◆ **What you are asked to do**: Quote the data below in full, please, without altering anything.

◆ **Data for this exercise**:
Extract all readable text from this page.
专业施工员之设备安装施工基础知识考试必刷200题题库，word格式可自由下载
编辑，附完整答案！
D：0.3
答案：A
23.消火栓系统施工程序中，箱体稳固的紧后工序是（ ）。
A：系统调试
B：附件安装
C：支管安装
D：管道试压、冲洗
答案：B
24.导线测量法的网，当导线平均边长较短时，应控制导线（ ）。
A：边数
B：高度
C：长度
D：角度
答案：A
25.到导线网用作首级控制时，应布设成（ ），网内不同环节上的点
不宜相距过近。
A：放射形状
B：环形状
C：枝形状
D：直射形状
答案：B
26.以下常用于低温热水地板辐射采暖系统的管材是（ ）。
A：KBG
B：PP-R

◆ **Answer for this exercise**:
Extract all readable text from this page.
专业施工员之设备安装施工基础知识考试必刷200题题库，word格式可自由下载
编辑，附完整答案！
D：0.3
答案：A
23.消火栓系统施工程序中，箱体稳固的紧后工序是（ ）。
A：系统调试
B：附件安装
C：支管安装
D：管道试压、冲洗
答案：B
24.导线测量法的网，当导线平均边长较短时，应控制导线（ ）。
A：边数
B：高度
C：长度
D：角度
答案：A
25.到导线网用作首级控制时，应布设成（ ），网内不同环节上的点
不宜相距过近。
A：放射形状
B：环形状
C：枝形状
D：直射形状
答案：B
26.以下常用于低温热水地板辐射采暖系统的管材是（ ）。
A：KBG
B：PP-R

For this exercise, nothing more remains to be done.